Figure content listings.
====

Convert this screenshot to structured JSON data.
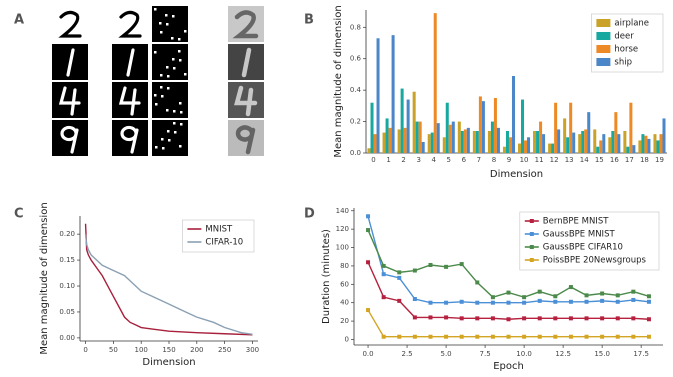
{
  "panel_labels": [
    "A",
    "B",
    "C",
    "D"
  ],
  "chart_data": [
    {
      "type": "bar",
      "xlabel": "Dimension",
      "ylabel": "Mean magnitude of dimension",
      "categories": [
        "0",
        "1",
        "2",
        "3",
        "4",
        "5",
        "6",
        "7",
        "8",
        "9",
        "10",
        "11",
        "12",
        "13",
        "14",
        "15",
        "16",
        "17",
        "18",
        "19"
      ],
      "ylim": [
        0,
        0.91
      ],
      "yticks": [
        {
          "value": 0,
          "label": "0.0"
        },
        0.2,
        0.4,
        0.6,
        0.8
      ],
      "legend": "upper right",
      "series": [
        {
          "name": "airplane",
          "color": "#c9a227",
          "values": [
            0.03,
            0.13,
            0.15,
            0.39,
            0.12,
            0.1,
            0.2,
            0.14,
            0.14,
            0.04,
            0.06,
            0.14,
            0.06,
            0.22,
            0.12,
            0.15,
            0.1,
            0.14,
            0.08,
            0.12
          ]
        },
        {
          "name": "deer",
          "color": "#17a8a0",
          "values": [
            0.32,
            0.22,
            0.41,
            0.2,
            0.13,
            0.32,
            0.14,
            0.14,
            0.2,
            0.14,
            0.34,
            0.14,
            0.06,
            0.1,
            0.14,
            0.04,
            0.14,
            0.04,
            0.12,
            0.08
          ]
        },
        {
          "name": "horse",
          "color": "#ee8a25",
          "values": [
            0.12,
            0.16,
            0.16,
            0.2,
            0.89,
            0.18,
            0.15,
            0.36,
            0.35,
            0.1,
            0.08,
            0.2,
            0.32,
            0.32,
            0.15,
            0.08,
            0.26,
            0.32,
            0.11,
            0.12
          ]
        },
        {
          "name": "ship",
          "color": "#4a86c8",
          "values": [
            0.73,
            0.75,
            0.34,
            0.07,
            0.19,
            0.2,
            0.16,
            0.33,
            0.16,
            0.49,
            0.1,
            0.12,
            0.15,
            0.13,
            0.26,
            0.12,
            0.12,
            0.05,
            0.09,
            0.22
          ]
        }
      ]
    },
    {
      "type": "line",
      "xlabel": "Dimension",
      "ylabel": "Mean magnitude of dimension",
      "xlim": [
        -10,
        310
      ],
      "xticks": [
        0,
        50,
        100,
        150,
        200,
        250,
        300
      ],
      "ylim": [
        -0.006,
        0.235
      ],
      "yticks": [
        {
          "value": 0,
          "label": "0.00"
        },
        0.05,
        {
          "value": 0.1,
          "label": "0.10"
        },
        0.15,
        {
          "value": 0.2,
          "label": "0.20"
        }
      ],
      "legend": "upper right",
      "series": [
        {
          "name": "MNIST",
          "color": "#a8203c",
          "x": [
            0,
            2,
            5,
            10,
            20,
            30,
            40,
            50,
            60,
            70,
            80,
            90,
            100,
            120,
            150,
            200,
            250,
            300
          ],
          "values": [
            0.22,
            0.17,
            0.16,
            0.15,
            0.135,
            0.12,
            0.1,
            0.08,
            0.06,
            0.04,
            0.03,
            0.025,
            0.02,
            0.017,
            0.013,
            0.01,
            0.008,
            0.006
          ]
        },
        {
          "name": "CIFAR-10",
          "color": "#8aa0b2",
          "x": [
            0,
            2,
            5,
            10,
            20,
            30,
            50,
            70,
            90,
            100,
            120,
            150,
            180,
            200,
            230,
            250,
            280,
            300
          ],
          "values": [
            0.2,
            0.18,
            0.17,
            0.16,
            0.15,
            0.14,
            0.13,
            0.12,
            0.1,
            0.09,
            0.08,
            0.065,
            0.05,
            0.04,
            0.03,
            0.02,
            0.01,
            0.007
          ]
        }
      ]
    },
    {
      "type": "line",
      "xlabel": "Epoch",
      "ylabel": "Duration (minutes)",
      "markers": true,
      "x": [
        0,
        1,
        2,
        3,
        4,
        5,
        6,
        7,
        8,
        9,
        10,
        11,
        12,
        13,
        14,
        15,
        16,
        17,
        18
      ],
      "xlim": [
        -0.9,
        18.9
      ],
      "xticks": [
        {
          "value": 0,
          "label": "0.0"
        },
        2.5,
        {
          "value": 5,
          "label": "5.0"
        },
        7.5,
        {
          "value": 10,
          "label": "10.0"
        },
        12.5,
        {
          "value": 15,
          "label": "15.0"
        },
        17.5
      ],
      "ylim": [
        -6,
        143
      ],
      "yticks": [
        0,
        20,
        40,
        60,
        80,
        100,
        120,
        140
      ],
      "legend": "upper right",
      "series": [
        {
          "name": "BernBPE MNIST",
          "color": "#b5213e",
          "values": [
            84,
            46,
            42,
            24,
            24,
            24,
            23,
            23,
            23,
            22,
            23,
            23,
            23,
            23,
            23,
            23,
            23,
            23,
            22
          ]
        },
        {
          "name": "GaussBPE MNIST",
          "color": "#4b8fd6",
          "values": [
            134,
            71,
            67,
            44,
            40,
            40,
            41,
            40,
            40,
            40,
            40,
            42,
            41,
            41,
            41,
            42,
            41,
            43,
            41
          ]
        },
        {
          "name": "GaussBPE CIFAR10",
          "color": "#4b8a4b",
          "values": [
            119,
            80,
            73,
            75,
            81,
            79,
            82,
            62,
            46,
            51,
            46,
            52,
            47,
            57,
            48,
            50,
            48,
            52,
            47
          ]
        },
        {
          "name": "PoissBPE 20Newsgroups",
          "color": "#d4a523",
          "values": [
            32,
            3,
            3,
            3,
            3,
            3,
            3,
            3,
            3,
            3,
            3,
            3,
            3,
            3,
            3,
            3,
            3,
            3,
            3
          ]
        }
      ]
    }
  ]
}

====

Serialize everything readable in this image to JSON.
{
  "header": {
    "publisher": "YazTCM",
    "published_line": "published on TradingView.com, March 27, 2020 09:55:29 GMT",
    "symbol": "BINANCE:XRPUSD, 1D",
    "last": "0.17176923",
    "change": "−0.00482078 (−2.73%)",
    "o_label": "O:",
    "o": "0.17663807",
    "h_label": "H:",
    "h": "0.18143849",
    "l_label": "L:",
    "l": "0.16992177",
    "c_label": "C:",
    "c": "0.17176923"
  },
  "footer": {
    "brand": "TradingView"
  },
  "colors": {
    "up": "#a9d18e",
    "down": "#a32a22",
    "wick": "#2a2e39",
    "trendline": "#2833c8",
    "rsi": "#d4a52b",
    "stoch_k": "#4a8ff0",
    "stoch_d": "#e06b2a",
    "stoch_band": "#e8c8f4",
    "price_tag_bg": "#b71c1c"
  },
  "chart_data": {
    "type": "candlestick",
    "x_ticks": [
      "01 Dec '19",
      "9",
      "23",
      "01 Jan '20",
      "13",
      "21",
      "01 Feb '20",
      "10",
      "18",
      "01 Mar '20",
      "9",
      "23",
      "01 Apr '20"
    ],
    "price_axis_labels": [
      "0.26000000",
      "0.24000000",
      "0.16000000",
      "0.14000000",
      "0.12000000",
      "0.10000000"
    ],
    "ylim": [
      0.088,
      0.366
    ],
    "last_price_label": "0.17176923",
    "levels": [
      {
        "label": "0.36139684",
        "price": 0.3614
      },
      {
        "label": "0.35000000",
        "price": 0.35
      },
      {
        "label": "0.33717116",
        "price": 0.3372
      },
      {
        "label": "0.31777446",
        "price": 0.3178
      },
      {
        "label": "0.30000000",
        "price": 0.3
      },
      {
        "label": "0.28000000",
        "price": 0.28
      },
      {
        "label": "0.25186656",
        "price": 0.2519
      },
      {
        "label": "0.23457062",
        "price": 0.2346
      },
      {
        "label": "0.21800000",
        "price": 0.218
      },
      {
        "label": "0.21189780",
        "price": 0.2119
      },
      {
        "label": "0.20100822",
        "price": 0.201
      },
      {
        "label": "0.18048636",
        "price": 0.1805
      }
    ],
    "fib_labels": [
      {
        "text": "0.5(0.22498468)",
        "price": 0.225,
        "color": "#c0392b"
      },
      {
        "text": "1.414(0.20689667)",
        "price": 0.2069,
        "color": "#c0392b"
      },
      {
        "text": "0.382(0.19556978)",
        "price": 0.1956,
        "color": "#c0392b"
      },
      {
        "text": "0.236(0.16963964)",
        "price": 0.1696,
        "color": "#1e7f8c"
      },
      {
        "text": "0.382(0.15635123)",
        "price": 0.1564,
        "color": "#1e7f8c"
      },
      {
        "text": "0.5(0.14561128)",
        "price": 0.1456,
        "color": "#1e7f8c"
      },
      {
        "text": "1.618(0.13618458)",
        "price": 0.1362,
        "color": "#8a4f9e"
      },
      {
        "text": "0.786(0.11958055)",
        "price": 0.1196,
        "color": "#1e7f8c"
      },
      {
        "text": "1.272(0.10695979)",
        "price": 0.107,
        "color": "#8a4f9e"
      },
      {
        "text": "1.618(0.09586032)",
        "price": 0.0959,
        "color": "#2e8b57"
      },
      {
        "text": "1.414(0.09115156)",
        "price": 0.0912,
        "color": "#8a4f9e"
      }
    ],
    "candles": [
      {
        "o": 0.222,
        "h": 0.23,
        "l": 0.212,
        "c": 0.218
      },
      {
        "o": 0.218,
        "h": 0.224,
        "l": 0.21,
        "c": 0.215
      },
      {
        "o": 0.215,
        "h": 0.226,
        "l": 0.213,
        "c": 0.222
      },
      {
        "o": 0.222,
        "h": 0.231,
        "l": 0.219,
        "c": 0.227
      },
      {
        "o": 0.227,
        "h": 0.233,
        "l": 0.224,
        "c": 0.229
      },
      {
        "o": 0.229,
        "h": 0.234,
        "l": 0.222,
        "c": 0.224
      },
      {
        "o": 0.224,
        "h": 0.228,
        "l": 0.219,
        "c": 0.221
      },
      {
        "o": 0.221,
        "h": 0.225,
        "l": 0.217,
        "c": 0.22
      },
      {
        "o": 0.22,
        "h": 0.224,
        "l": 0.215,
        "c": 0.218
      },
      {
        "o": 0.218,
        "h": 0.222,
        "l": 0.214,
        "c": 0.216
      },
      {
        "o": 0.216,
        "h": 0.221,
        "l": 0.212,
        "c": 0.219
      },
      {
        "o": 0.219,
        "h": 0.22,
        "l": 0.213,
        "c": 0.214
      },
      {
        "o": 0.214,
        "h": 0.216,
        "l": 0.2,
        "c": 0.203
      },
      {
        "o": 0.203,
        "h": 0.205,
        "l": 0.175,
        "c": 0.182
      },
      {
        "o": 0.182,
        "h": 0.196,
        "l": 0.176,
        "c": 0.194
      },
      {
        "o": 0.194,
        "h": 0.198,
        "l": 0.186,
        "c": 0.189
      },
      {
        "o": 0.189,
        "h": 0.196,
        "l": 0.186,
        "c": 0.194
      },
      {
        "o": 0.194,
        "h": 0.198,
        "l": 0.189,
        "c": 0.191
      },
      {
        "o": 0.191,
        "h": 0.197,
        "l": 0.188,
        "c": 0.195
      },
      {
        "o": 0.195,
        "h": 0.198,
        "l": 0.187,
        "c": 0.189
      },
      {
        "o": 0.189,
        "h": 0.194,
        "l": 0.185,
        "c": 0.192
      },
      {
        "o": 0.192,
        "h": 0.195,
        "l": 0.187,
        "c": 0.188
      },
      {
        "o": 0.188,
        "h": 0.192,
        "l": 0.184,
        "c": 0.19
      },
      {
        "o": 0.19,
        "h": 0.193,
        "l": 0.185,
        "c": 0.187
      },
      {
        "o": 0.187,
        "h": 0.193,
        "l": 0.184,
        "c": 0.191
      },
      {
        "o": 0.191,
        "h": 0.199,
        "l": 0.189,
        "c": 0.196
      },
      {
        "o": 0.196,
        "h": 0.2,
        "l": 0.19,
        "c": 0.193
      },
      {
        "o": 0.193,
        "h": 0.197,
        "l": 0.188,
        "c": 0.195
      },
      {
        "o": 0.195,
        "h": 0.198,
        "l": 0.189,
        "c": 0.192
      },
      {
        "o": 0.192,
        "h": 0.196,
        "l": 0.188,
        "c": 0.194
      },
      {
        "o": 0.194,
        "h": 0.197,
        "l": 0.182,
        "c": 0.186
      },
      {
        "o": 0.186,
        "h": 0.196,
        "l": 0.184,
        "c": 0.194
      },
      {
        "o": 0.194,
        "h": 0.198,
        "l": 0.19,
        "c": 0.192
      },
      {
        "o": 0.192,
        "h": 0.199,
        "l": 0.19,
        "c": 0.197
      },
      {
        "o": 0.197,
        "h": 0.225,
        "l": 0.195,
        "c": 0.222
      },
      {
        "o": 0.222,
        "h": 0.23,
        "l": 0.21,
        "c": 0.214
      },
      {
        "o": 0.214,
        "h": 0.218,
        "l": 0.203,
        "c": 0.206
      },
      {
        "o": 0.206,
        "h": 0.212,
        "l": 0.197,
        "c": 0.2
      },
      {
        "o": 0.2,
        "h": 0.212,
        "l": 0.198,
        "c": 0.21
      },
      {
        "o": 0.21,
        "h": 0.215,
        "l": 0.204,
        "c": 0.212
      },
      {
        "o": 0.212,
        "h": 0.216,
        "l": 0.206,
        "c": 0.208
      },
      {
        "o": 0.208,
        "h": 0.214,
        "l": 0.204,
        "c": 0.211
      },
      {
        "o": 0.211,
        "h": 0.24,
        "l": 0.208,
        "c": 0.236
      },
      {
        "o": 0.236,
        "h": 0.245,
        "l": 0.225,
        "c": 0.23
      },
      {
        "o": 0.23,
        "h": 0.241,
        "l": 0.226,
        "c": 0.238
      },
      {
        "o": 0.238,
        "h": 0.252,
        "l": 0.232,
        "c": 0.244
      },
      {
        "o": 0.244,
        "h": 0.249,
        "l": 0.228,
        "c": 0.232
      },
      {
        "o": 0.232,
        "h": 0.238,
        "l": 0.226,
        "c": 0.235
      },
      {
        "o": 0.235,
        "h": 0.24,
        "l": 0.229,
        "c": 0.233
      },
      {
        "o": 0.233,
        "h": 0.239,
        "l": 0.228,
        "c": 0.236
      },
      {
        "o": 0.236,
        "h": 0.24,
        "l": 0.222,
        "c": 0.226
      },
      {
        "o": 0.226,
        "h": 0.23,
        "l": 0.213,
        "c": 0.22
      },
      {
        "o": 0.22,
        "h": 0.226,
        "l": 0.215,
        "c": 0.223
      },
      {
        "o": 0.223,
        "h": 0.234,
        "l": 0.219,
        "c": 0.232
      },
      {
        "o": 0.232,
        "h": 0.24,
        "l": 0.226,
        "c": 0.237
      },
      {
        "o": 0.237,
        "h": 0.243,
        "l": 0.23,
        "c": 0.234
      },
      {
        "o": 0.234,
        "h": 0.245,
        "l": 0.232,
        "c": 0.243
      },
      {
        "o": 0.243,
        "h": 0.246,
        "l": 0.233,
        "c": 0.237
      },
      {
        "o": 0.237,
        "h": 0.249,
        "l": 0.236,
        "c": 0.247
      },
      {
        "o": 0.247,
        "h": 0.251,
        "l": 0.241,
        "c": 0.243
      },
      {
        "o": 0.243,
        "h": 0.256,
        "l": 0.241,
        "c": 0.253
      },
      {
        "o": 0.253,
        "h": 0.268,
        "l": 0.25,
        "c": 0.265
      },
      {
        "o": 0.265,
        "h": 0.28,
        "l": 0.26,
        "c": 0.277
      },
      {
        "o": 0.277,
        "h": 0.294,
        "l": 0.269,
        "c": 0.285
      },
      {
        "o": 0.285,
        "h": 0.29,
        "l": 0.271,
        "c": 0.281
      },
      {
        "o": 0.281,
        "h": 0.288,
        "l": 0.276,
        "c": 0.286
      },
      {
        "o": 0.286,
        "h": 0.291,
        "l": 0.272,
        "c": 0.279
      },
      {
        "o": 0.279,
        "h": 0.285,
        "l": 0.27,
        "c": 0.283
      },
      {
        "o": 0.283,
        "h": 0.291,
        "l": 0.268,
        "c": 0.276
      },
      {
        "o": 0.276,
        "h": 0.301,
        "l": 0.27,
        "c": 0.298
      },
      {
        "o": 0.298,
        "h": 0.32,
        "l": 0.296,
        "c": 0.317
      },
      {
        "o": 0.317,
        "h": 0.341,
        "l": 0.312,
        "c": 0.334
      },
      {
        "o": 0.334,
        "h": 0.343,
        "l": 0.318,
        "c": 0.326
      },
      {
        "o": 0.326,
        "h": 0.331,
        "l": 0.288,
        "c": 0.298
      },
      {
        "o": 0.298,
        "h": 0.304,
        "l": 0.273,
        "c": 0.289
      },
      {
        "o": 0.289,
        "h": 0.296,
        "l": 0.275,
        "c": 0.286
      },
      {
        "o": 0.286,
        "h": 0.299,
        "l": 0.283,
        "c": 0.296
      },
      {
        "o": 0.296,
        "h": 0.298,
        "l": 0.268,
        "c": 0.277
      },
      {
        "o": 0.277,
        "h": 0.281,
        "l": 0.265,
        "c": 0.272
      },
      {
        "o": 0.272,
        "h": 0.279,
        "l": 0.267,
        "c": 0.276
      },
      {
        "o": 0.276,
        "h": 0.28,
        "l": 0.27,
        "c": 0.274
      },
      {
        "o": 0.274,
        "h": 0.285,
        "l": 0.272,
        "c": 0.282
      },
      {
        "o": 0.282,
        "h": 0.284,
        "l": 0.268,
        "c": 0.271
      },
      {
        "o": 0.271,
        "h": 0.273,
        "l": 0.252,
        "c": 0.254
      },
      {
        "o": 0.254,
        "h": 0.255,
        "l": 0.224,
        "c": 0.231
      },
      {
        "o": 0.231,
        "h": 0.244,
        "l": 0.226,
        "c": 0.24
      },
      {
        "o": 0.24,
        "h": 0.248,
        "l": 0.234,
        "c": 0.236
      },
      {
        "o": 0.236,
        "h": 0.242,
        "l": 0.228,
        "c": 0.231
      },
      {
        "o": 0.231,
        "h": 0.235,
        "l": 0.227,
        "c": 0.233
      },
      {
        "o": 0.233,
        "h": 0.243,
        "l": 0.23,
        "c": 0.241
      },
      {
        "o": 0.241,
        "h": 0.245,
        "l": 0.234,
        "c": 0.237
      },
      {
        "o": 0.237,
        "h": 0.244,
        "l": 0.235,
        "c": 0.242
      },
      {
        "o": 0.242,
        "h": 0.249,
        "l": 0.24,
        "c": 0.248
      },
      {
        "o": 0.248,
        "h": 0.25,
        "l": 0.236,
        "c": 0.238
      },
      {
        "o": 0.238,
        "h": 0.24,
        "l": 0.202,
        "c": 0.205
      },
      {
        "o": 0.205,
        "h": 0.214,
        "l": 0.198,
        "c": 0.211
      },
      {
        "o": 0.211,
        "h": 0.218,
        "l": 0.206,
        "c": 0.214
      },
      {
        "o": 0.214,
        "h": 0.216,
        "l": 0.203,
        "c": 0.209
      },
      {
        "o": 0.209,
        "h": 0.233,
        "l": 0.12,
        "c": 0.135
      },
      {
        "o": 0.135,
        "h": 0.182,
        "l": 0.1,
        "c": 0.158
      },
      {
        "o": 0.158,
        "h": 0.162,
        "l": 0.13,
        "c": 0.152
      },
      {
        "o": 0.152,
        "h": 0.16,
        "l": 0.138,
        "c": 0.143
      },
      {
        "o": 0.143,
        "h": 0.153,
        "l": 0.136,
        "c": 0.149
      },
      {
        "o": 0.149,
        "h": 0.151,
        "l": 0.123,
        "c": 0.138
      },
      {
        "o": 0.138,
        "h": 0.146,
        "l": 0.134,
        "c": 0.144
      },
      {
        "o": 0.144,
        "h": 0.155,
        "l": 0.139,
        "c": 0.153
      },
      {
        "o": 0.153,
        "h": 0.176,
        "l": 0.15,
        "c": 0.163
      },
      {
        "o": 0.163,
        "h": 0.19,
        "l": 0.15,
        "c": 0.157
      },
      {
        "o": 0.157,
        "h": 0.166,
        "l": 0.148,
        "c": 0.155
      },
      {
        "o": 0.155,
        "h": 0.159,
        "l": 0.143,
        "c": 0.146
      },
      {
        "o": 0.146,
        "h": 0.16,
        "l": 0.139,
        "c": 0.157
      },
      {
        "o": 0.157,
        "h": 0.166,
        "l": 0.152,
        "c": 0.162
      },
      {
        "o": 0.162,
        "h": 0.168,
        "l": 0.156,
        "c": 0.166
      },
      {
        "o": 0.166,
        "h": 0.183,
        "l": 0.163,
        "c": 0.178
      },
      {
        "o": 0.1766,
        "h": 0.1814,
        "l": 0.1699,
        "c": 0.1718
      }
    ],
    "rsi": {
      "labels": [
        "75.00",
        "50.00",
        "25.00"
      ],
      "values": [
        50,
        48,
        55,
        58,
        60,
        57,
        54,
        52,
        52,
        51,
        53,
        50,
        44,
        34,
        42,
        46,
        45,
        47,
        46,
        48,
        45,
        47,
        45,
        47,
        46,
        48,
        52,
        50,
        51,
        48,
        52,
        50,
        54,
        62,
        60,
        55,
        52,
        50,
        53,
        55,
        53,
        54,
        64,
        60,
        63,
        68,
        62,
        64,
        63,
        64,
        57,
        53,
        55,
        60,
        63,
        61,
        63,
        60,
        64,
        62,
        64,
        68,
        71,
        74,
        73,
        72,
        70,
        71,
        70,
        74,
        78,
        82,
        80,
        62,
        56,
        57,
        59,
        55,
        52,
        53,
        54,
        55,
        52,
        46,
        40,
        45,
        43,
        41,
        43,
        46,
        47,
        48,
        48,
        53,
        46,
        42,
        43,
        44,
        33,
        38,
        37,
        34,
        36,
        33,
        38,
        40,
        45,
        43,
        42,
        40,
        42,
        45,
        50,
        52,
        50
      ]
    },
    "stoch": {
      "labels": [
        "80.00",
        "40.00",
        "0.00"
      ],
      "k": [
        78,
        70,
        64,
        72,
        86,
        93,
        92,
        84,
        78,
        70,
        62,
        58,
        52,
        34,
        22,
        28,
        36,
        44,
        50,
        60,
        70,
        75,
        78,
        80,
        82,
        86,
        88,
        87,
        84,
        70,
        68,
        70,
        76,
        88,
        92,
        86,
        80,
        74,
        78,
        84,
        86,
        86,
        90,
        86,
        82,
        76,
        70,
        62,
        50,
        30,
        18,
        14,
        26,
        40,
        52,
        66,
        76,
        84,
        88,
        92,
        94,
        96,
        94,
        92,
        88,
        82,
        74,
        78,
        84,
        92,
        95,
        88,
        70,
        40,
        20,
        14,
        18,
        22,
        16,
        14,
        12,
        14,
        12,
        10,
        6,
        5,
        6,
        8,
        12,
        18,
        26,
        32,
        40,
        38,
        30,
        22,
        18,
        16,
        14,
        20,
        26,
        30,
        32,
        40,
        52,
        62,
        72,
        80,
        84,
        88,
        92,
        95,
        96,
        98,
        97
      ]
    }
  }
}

====

Goal of the exercise. From the entries above, pull out each line that includes "TradingView".

Finished answer.
    "published_line": "published on TradingView.com, March 27, 2020 09:55:29 GMT",
    "brand": "TradingView"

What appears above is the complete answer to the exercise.